- **The request**: Examine the material below and count the lines that hold the word "sabe". Report only the number.

▬▬▬

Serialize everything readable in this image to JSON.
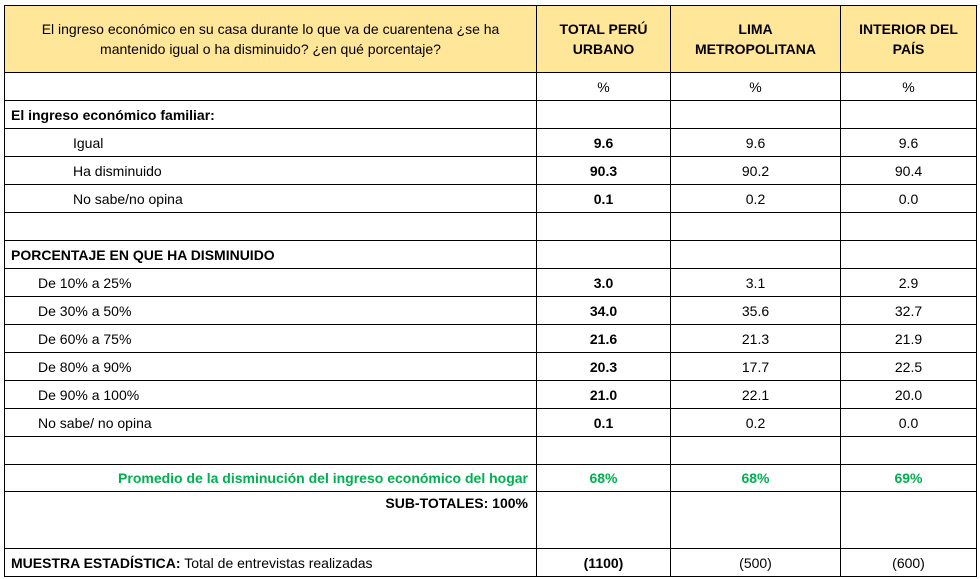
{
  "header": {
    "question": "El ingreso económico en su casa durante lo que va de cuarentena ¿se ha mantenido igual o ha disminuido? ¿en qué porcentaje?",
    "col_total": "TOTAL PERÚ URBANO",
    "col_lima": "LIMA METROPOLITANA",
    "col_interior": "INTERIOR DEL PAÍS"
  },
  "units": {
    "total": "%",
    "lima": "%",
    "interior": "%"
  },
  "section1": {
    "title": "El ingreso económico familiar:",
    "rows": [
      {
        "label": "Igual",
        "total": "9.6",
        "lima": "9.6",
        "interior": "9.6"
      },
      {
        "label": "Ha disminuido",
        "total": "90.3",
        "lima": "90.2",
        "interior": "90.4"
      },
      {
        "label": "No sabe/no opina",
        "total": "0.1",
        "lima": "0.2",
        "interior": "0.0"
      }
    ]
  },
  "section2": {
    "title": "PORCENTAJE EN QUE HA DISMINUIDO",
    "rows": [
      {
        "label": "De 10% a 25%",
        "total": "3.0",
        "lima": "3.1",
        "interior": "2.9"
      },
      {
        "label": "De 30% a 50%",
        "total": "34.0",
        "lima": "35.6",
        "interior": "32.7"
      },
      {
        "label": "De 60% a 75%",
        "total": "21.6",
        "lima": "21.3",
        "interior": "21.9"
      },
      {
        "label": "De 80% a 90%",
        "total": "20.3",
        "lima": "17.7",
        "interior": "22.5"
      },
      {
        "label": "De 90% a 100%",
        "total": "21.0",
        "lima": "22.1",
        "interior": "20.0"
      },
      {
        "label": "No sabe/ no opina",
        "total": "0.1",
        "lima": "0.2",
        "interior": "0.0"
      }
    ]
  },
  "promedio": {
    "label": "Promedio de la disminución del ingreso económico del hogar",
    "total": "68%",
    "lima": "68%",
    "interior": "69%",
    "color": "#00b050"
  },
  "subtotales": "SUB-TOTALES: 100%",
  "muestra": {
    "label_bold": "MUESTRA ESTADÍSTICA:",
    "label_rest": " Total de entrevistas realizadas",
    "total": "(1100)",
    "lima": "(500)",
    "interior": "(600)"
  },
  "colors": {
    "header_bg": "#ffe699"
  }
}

▬▬▬

- **Result of the exercise**: 2